**DATA FOR THIS TASK:**
►

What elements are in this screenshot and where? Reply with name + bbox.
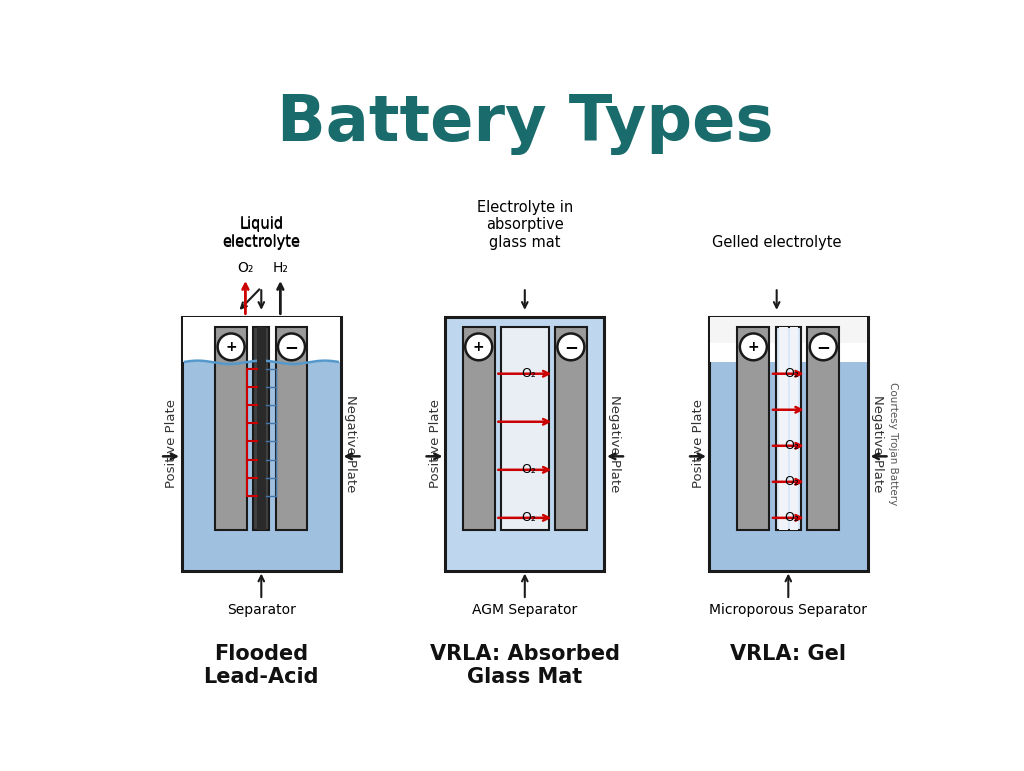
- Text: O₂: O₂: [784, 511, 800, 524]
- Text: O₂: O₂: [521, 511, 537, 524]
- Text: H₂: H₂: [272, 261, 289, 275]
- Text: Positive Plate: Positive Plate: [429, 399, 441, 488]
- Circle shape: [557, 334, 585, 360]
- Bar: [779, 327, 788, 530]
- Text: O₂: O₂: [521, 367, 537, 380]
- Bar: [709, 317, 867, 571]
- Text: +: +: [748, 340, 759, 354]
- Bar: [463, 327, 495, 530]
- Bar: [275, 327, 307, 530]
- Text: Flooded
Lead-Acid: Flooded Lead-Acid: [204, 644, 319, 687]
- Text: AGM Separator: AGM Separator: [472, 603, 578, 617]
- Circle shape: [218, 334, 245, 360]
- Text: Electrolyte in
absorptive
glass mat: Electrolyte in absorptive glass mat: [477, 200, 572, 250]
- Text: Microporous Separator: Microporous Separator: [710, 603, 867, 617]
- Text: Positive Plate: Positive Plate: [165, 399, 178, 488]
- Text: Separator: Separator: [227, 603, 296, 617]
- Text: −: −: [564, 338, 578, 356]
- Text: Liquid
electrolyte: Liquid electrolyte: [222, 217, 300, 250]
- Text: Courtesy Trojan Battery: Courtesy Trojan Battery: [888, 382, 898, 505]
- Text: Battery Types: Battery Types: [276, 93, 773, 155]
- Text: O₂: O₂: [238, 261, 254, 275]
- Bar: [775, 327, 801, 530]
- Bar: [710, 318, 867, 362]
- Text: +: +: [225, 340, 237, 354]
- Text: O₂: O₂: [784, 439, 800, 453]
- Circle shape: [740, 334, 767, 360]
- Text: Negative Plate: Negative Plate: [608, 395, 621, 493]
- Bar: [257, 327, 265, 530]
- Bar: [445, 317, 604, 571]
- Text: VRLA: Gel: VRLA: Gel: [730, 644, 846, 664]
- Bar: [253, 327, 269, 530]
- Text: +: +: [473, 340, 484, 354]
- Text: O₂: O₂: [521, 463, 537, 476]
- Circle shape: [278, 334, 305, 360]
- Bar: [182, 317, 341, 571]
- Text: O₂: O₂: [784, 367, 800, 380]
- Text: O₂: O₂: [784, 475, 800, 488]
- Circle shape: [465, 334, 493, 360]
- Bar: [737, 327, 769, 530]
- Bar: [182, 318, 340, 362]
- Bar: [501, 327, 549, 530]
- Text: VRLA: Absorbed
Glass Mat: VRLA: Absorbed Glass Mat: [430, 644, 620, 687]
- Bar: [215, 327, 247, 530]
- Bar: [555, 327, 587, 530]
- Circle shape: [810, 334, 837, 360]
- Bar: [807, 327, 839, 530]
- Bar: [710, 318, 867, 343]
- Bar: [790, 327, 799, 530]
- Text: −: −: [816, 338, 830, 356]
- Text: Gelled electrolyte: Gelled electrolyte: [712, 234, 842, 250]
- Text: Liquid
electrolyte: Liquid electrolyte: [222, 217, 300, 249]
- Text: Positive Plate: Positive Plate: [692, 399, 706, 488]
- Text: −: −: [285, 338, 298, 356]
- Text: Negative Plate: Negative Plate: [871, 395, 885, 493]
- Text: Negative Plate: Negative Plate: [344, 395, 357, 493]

◄
►

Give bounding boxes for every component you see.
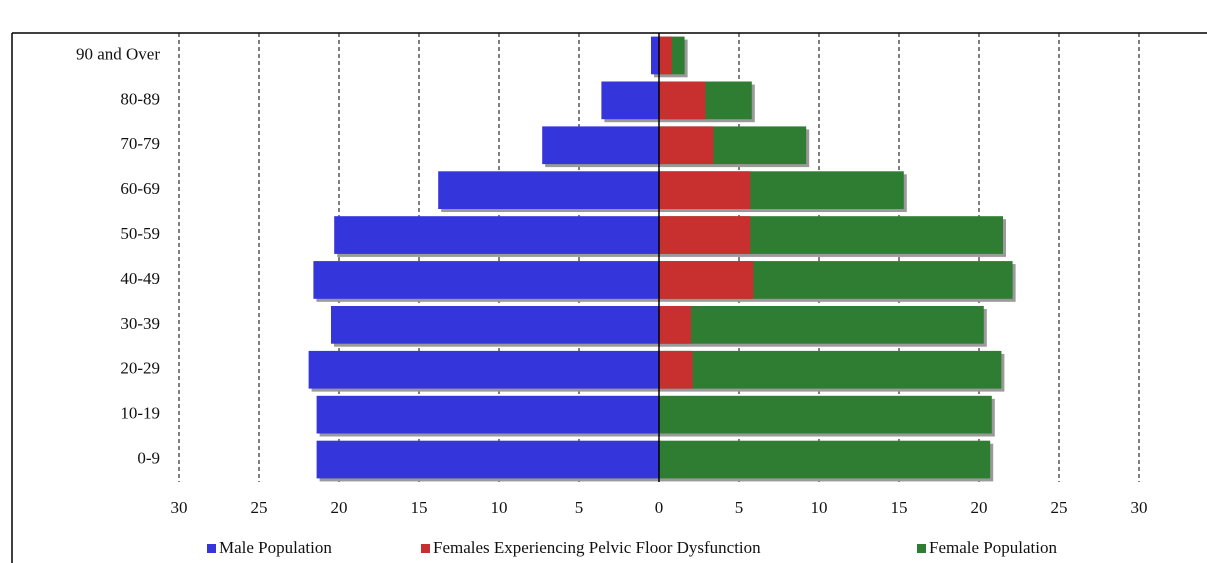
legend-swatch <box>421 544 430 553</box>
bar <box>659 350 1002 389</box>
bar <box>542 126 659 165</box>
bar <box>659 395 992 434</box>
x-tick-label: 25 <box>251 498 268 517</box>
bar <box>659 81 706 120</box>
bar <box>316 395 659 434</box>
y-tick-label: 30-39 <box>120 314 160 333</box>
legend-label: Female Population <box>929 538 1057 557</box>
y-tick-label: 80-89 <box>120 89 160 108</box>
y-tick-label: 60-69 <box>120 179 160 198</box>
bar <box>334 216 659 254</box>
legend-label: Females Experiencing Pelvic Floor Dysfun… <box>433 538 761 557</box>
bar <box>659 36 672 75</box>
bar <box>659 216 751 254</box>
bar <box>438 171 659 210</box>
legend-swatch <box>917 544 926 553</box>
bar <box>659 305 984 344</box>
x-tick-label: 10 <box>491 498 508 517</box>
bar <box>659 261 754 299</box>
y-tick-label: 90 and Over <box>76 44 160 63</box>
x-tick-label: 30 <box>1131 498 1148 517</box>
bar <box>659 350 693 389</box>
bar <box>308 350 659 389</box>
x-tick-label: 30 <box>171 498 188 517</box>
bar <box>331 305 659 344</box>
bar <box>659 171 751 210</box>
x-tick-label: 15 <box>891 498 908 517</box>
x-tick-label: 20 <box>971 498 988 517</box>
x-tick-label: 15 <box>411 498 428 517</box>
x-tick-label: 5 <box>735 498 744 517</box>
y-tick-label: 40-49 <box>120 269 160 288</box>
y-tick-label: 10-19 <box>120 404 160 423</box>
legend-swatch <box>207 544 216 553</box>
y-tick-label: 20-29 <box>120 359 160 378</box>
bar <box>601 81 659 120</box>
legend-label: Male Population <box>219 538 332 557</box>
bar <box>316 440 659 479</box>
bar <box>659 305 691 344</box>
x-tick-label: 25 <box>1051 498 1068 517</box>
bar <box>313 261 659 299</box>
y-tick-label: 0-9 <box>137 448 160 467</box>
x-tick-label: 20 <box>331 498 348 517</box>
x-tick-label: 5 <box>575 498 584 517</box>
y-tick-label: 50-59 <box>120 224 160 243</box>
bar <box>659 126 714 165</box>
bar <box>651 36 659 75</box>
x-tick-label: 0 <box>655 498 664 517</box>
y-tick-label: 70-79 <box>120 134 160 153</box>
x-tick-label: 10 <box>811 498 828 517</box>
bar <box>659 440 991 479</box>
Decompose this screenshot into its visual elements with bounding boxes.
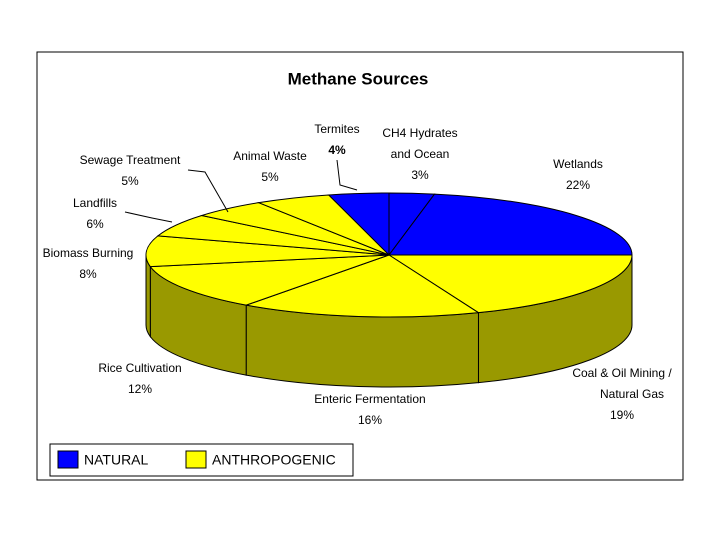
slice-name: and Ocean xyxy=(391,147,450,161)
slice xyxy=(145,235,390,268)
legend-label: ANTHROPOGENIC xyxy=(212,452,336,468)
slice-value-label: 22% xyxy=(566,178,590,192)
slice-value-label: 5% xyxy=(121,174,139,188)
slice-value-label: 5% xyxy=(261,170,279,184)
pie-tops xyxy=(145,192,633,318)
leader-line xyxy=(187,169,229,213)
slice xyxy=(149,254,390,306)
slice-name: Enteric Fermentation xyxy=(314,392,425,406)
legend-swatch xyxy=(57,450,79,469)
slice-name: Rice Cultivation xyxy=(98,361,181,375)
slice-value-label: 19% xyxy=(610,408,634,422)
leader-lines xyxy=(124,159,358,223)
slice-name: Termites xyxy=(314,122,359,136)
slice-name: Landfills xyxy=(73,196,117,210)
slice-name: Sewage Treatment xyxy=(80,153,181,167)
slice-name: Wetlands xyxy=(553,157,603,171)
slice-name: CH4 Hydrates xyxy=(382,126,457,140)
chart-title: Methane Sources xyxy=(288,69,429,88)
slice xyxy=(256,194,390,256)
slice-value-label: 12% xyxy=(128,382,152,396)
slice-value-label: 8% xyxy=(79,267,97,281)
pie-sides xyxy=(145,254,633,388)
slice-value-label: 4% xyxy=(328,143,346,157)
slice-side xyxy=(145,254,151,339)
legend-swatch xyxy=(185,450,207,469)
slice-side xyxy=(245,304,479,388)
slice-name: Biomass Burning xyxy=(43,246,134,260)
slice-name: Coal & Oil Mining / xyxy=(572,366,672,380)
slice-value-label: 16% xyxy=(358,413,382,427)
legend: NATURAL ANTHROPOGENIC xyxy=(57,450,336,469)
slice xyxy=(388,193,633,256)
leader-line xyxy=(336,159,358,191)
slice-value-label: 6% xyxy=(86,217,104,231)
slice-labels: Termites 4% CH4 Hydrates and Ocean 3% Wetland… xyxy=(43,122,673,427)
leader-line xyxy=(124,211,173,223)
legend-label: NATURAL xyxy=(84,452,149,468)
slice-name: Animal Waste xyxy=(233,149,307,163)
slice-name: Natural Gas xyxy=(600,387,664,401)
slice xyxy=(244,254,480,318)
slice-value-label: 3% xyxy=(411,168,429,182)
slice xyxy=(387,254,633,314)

◄
►

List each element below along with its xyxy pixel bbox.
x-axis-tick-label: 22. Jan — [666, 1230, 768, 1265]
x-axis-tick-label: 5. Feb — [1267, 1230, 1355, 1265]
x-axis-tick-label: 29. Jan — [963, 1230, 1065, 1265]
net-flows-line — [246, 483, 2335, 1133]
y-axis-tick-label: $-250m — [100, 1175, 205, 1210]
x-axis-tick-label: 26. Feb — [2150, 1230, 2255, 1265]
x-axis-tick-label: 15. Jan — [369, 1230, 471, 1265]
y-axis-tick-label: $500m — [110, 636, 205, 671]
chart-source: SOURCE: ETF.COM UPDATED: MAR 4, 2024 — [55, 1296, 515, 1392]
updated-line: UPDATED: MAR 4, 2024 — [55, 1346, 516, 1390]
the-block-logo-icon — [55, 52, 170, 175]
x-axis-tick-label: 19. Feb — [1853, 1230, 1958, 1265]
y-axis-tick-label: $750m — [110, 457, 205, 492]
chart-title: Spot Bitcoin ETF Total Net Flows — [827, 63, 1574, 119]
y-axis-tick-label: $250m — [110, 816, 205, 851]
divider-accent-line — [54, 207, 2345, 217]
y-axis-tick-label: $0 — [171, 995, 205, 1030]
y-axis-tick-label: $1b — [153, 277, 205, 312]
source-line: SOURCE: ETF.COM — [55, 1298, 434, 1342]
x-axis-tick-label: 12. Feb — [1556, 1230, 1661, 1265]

◄

**EXERCISE DIRECTIONS:**
Reproduce the part of the records that opens with the line containing "slice-name: and Ocean xyxy=(391,147,450,161)" and closes with the line containing "slice xyxy=(387,254,633,314)", keeping both of those lines and every line between them unchanged.

**WORKED ANSWER:**
slice-name: and Ocean xyxy=(391,147,450,161)
slice xyxy=(145,235,390,268)
legend-label: ANTHROPOGENIC xyxy=(212,452,336,468)
slice-value-label: 22% xyxy=(566,178,590,192)
slice-value-label: 5% xyxy=(121,174,139,188)
slice-value-label: 5% xyxy=(261,170,279,184)
pie-tops xyxy=(145,192,633,318)
leader-line xyxy=(187,169,229,213)
slice xyxy=(149,254,390,306)
slice-name: Enteric Fermentation xyxy=(314,392,425,406)
legend-swatch xyxy=(57,450,79,469)
slice-name: Rice Cultivation xyxy=(98,361,181,375)
slice-value-label: 19% xyxy=(610,408,634,422)
leader-lines xyxy=(124,159,358,223)
slice-name: Termites xyxy=(314,122,359,136)
slice-name: Landfills xyxy=(73,196,117,210)
slice-name: Sewage Treatment xyxy=(80,153,181,167)
slice-name: Wetlands xyxy=(553,157,603,171)
slice-name: CH4 Hydrates xyxy=(382,126,457,140)
chart-title: Methane Sources xyxy=(288,69,429,88)
slice xyxy=(256,194,390,256)
slice-value-label: 12% xyxy=(128,382,152,396)
slice-value-label: 8% xyxy=(79,267,97,281)
pie-sides xyxy=(145,254,633,388)
slice-value-label: 4% xyxy=(328,143,346,157)
slice-side xyxy=(145,254,151,339)
legend-swatch xyxy=(185,450,207,469)
slice-side xyxy=(245,304,479,388)
slice-name: Biomass Burning xyxy=(43,246,134,260)
slice-name: Coal & Oil Mining / xyxy=(572,366,672,380)
slice-value-label: 16% xyxy=(358,413,382,427)
legend: NATURAL ANTHROPOGENIC xyxy=(57,450,336,469)
slice xyxy=(388,193,633,256)
leader-line xyxy=(336,159,358,191)
slice-value-label: 6% xyxy=(86,217,104,231)
slice-labels: Termites 4% CH4 Hydrates and Ocean 3% Wetland… xyxy=(43,122,673,427)
leader-line xyxy=(124,211,173,223)
legend-label: NATURAL xyxy=(84,452,149,468)
slice-name: Animal Waste xyxy=(233,149,307,163)
slice-name: Natural Gas xyxy=(600,387,664,401)
slice xyxy=(244,254,480,318)
slice-value-label: 3% xyxy=(411,168,429,182)
slice xyxy=(387,254,633,314)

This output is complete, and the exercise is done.